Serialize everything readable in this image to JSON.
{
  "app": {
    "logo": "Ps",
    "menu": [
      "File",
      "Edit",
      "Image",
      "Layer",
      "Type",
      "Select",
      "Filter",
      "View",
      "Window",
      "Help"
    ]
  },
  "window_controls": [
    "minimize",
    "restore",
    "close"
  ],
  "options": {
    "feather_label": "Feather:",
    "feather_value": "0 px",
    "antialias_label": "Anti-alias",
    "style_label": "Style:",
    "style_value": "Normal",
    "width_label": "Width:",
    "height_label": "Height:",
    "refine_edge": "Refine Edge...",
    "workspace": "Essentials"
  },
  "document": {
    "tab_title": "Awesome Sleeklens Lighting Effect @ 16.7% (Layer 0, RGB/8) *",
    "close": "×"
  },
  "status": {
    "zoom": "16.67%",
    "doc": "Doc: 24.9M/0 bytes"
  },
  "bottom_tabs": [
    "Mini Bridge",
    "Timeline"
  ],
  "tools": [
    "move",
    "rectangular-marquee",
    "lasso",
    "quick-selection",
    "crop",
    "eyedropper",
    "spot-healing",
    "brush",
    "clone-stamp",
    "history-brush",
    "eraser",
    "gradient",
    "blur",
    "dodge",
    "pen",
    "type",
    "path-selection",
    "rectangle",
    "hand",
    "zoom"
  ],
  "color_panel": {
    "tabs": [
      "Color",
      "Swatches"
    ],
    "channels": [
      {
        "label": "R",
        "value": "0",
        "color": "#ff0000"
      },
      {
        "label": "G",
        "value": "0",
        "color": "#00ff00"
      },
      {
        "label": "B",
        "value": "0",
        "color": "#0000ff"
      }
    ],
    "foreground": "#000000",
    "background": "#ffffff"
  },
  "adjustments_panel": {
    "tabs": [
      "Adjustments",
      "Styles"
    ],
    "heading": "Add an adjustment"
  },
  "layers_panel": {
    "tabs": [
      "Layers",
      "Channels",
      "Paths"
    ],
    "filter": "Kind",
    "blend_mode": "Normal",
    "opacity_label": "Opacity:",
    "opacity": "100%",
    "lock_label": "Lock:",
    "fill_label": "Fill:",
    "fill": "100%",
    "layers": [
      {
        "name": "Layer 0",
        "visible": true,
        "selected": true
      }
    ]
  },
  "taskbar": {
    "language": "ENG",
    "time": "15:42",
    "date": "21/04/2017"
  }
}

▸ Goal
Set down the entries verbatim, leaving none out.

▸ Response for this exercise
Serialize everything readable in this image to JSON.
{
  "app": {
    "logo": "Ps",
    "menu": [
      "File",
      "Edit",
      "Image",
      "Layer",
      "Type",
      "Select",
      "Filter",
      "View",
      "Window",
      "Help"
    ]
  },
  "window_controls": [
    "minimize",
    "restore",
    "close"
  ],
  "options": {
    "feather_label": "Feather:",
    "feather_value": "0 px",
    "antialias_label": "Anti-alias",
    "style_label": "Style:",
    "style_value": "Normal",
    "width_label": "Width:",
    "height_label": "Height:",
    "refine_edge": "Refine Edge...",
    "workspace": "Essentials"
  },
  "document": {
    "tab_title": "Awesome Sleeklens Lighting Effect @ 16.7% (Layer 0, RGB/8) *",
    "close": "×"
  },
  "status": {
    "zoom": "16.67%",
    "doc": "Doc: 24.9M/0 bytes"
  },
  "bottom_tabs": [
    "Mini Bridge",
    "Timeline"
  ],
  "tools": [
    "move",
    "rectangular-marquee",
    "lasso",
    "quick-selection",
    "crop",
    "eyedropper",
    "spot-healing",
    "brush",
    "clone-stamp",
    "history-brush",
    "eraser",
    "gradient",
    "blur",
    "dodge",
    "pen",
    "type",
    "path-selection",
    "rectangle",
    "hand",
    "zoom"
  ],
  "color_panel": {
    "tabs": [
      "Color",
      "Swatches"
    ],
    "channels": [
      {
        "label": "R",
        "value": "0",
        "color": "#ff0000"
      },
      {
        "label": "G",
        "value": "0",
        "color": "#00ff00"
      },
      {
        "label": "B",
        "value": "0",
        "color": "#0000ff"
      }
    ],
    "foreground": "#000000",
    "background": "#ffffff"
  },
  "adjustments_panel": {
    "tabs": [
      "Adjustments",
      "Styles"
    ],
    "heading": "Add an adjustment"
  },
  "layers_panel": {
    "tabs": [
      "Layers",
      "Channels",
      "Paths"
    ],
    "filter": "Kind",
    "blend_mode": "Normal",
    "opacity_label": "Opacity:",
    "opacity": "100%",
    "lock_label": "Lock:",
    "fill_label": "Fill:",
    "fill": "100%",
    "layers": [
      {
        "name": "Layer 0",
        "visible": true,
        "selected": true
      }
    ]
  },
  "taskbar": {
    "language": "ENG",
    "time": "15:42",
    "date": "21/04/2017"
  }
}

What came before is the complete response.